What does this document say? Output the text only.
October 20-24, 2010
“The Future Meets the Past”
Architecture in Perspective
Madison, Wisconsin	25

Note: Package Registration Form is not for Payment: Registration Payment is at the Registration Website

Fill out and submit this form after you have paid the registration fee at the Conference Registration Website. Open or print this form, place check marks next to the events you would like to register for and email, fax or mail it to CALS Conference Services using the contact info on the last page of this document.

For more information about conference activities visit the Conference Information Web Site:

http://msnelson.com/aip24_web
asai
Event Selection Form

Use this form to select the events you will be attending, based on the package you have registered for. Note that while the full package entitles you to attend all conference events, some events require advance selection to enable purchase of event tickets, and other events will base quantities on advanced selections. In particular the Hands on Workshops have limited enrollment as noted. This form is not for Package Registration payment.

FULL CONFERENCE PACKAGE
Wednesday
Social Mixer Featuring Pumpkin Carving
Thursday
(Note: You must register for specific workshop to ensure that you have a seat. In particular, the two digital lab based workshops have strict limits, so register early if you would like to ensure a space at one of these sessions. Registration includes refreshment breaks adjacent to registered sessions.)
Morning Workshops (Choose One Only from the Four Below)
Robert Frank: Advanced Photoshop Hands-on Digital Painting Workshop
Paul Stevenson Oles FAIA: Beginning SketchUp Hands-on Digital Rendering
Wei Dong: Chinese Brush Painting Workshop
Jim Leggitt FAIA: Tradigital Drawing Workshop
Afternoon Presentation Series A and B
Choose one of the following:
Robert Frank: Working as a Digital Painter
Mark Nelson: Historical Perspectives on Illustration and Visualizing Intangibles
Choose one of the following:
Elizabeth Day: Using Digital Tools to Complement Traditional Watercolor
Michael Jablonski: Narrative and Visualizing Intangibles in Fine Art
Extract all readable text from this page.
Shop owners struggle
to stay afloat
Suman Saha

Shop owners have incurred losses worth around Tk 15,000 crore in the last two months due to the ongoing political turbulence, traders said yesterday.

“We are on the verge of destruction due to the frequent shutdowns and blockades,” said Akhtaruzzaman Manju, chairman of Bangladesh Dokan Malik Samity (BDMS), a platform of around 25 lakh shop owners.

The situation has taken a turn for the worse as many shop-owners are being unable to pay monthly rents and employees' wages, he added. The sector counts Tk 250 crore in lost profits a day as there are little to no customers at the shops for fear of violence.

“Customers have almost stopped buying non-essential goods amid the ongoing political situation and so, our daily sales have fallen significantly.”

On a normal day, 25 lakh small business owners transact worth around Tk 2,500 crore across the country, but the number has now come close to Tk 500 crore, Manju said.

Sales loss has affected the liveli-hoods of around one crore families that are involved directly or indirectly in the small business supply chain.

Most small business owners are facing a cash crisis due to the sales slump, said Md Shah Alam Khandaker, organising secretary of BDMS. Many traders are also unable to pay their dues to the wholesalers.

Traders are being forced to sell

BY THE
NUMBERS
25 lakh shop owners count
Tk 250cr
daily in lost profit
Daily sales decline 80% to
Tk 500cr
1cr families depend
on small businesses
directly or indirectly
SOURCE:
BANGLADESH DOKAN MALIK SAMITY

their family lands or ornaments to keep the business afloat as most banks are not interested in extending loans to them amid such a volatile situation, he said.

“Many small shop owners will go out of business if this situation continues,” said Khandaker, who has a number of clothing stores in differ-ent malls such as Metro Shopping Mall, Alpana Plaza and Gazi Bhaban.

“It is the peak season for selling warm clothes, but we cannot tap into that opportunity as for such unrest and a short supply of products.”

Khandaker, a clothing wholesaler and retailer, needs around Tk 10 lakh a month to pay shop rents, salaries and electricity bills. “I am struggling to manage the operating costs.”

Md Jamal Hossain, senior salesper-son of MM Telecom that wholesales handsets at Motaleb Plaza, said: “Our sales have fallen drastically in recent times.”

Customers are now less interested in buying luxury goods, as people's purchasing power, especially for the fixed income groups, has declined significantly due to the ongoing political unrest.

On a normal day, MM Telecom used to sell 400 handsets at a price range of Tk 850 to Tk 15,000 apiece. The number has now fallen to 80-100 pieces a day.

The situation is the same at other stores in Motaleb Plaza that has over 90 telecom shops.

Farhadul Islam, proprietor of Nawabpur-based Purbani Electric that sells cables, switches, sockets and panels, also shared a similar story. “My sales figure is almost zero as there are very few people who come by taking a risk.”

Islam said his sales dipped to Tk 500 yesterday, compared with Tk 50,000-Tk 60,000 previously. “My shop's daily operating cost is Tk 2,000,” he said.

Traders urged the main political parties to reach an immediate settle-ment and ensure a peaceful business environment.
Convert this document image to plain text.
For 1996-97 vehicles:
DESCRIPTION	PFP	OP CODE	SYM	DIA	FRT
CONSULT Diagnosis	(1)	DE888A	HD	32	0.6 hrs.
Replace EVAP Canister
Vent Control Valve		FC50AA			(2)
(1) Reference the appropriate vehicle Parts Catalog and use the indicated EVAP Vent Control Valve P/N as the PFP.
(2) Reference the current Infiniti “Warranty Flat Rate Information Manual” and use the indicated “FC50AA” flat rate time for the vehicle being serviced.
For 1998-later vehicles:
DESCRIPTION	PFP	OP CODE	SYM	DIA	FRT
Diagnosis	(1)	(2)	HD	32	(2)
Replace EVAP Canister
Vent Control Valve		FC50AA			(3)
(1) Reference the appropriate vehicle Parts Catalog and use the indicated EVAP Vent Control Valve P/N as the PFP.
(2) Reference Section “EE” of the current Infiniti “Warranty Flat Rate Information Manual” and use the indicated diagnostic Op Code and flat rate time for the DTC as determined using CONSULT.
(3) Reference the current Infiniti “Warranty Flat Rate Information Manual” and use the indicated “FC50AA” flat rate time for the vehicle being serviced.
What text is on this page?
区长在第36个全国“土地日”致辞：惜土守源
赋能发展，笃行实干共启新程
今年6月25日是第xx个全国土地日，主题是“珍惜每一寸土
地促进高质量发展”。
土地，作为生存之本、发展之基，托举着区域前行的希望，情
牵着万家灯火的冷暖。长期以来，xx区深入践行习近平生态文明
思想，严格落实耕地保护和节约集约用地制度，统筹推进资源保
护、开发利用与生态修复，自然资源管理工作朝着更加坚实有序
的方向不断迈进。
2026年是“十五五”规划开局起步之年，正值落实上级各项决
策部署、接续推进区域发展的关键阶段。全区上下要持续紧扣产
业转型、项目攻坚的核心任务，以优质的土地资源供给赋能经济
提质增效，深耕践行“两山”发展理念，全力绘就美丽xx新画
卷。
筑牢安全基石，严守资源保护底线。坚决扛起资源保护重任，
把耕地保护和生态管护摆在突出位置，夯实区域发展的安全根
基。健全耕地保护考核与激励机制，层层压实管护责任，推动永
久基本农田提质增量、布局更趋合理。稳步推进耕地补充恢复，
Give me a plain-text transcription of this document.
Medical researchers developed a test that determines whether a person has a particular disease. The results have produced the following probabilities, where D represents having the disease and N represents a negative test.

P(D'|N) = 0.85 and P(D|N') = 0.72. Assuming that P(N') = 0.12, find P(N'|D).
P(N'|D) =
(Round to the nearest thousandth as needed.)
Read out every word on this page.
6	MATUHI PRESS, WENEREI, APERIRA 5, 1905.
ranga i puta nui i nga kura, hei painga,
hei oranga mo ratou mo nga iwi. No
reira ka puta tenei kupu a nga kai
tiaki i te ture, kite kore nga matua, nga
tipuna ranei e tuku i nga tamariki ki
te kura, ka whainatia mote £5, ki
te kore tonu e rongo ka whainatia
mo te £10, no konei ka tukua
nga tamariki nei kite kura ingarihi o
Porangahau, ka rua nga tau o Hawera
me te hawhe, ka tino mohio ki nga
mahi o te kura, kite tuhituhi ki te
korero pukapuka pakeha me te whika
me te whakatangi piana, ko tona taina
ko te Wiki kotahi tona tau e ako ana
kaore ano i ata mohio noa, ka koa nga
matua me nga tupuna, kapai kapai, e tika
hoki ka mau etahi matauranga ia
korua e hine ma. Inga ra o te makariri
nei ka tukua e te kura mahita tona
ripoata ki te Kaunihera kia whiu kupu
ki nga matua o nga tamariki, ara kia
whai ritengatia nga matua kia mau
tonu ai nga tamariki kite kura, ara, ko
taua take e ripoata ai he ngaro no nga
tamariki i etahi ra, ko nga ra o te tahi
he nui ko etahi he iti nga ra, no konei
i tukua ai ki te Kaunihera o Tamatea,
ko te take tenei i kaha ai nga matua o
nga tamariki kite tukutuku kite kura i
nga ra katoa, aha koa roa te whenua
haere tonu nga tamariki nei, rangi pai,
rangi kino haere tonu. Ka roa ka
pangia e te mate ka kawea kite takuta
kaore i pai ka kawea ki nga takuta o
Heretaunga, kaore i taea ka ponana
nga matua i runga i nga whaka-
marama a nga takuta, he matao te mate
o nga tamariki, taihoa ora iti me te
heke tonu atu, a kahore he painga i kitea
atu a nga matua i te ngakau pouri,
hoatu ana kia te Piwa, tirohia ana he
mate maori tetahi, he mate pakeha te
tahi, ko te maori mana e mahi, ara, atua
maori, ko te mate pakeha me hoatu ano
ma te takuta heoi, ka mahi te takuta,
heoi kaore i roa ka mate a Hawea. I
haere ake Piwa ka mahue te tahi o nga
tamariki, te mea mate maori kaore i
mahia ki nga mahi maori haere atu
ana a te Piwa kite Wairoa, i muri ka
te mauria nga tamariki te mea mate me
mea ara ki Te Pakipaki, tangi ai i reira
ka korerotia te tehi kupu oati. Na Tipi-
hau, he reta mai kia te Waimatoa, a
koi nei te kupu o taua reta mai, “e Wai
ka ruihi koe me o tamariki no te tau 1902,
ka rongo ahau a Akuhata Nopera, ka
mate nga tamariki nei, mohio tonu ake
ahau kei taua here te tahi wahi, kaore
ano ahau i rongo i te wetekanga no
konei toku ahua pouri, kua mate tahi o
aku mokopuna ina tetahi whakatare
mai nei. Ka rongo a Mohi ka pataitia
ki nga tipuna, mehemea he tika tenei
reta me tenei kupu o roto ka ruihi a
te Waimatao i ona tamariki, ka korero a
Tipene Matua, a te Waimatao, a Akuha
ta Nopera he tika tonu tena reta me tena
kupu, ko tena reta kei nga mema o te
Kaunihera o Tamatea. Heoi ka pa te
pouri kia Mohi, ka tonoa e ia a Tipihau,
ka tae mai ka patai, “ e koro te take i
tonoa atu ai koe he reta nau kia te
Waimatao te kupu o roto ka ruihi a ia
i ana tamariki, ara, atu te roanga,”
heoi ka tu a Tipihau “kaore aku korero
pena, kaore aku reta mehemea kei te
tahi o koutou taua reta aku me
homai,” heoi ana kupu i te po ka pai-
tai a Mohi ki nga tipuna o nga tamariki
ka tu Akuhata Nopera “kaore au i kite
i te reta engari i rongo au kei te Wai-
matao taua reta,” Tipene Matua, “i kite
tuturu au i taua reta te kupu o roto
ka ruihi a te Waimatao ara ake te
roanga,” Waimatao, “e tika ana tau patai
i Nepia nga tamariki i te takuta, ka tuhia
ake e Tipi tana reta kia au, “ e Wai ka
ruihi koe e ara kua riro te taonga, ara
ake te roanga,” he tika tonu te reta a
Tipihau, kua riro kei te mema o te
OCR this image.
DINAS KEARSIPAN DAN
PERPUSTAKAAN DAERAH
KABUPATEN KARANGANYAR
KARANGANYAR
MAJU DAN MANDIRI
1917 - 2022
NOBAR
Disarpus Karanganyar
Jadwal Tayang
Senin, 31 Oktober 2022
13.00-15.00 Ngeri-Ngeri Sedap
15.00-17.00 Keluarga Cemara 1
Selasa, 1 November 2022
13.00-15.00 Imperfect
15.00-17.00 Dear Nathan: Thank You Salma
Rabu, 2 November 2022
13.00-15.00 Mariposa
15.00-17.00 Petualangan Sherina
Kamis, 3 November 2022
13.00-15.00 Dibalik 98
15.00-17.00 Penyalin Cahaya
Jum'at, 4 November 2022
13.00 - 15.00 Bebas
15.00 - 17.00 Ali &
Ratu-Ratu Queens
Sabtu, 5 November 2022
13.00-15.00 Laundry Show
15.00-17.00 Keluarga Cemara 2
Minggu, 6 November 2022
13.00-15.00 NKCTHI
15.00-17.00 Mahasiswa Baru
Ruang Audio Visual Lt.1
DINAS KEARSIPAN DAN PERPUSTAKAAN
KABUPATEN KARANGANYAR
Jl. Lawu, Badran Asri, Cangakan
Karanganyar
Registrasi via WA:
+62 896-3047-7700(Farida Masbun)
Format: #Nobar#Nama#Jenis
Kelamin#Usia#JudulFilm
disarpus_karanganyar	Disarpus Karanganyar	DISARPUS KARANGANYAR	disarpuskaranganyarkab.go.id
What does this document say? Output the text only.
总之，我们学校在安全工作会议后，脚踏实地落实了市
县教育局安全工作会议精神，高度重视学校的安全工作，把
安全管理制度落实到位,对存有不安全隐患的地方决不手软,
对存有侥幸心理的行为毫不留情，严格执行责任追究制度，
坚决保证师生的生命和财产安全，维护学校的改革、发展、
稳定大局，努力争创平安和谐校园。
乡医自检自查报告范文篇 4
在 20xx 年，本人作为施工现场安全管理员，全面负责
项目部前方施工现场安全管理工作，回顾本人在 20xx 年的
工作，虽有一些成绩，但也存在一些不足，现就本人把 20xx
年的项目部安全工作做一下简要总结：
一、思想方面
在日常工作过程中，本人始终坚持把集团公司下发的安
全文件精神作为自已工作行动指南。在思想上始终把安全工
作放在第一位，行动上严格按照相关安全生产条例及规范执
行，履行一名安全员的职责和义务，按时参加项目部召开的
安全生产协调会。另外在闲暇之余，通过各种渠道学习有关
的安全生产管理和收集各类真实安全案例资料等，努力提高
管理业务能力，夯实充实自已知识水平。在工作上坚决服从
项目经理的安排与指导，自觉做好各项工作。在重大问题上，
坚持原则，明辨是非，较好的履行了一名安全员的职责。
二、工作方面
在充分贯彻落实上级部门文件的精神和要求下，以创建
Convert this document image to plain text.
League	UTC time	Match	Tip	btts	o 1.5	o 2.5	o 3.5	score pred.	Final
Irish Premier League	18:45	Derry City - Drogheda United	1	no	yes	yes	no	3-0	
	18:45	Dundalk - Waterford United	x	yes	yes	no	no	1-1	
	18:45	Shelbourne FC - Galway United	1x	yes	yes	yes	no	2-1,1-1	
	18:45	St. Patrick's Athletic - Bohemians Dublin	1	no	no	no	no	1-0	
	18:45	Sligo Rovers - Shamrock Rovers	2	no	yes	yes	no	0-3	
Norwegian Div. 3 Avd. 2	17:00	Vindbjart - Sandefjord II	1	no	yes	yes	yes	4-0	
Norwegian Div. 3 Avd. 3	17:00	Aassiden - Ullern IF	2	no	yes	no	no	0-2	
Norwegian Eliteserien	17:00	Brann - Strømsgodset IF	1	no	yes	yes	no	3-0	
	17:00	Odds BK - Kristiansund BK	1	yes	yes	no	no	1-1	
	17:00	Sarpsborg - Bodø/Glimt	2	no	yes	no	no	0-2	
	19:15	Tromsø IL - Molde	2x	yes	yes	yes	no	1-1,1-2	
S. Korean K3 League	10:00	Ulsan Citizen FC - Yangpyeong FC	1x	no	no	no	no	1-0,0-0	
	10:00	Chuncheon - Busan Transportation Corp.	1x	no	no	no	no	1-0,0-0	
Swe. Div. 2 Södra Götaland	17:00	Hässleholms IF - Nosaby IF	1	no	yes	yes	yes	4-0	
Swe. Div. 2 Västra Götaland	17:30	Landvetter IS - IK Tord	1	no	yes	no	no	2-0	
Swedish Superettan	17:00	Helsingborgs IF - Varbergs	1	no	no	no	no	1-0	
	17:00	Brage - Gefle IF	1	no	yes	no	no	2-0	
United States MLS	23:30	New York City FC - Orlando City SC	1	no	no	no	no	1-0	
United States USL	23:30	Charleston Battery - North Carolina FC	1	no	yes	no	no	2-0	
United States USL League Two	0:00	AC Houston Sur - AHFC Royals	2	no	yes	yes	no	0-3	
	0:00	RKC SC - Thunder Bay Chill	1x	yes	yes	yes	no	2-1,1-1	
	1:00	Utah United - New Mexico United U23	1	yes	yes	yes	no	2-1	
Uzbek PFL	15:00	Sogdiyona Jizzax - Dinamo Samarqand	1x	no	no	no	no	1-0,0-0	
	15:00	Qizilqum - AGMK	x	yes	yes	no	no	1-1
◆ ◆ ◆ ◆ ◆
WHAT THE TASK ASKS: Say how many lines include the word "tonu"; reply with the number alone.

SOLUTION FOR THIS EXERCISE: 8